*Task statement:* If a record below holds a picture, drop the picture and restate everything else word for word.

*** Block opens ***

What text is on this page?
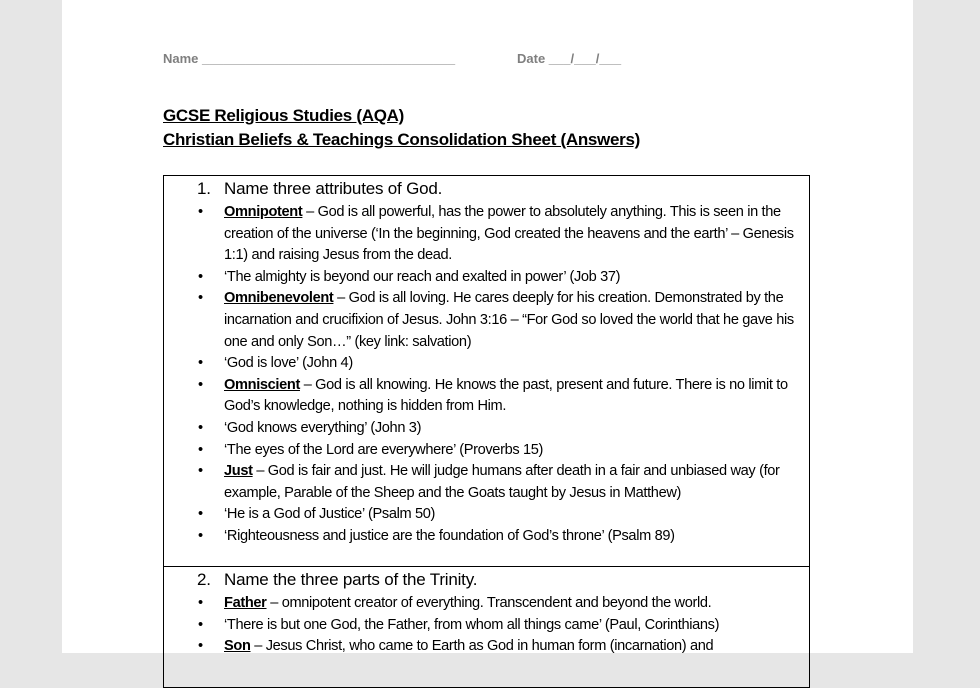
Name ___________________________________	Date ___/___/___
GCSE Religious Studies (AQA)
Christian Beliefs & Teachings Consolidation Sheet (Answers)
1. Name three attributes of God.
• Omnipotent – God is all powerful, has the power to absolutely anything. This is seen in the creation of the universe (‘In the beginning, God created the heavens and the earth’ – Genesis 1:1) and raising Jesus from the dead.
• ‘The almighty is beyond our reach and exalted in power’ (Job 37)
• Omnibenevolent – God is all loving. He cares deeply for his creation. Demonstrated by the incarnation and crucifixion of Jesus. John 3:16 – “For God so loved the world that he gave his one and only Son…” (key link: salvation)
• ‘God is love’ (John 4)
• Omniscient – God is all knowing. He knows the past, present and future. There is no limit to God’s knowledge, nothing is hidden from Him.
• ‘God knows everything’ (John 3)
• ‘The eyes of the Lord are everywhere’ (Proverbs 15)
• Just – God is fair and just. He will judge humans after death in a fair and unbiased way (for example, Parable of the Sheep and the Goats taught by Jesus in Matthew)
• ‘He is a God of Justice’ (Psalm 50)
• ‘Righteousness and justice are the foundation of God’s throne’ (Psalm 89)
2. Name the three parts of the Trinity.
• Father – omnipotent creator of everything. Transcendent and beyond the world.
• ‘There is but one God, the Father, from whom all things came’ (Paul, Corinthians)
• Son – Jesus Christ, who came to Earth as God in human form (incarnation) and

*** Block closes ***

*Answer to this problem:*
What text is on this page?
Name ___________________________________	Date ___/___/___
GCSE Religious Studies (AQA)
Christian Beliefs & Teachings Consolidation Sheet (Answers)
1. Name three attributes of God.
• Omnipotent – God is all powerful, has the power to absolutely anything. This is seen in the creation of the universe (‘In the beginning, God created the heavens and the earth’ – Genesis 1:1) and raising Jesus from the dead.
• ‘The almighty is beyond our reach and exalted in power’ (Job 37)
• Omnibenevolent – God is all loving. He cares deeply for his creation. Demonstrated by the incarnation and crucifixion of Jesus. John 3:16 – “For God so loved the world that he gave his one and only Son…” (key link: salvation)
• ‘God is love’ (John 4)
• Omniscient – God is all knowing. He knows the past, present and future. There is no limit to God’s knowledge, nothing is hidden from Him.
• ‘God knows everything’ (John 3)
• ‘The eyes of the Lord are everywhere’ (Proverbs 15)
• Just – God is fair and just. He will judge humans after death in a fair and unbiased way (for example, Parable of the Sheep and the Goats taught by Jesus in Matthew)
• ‘He is a God of Justice’ (Psalm 50)
• ‘Righteousness and justice are the foundation of God’s throne’ (Psalm 89)
2. Name the three parts of the Trinity.
• Father – omnipotent creator of everything. Transcendent and beyond the world.
• ‘There is but one God, the Father, from whom all things came’ (Paul, Corinthians)
• Son – Jesus Christ, who came to Earth as God in human form (incarnation) and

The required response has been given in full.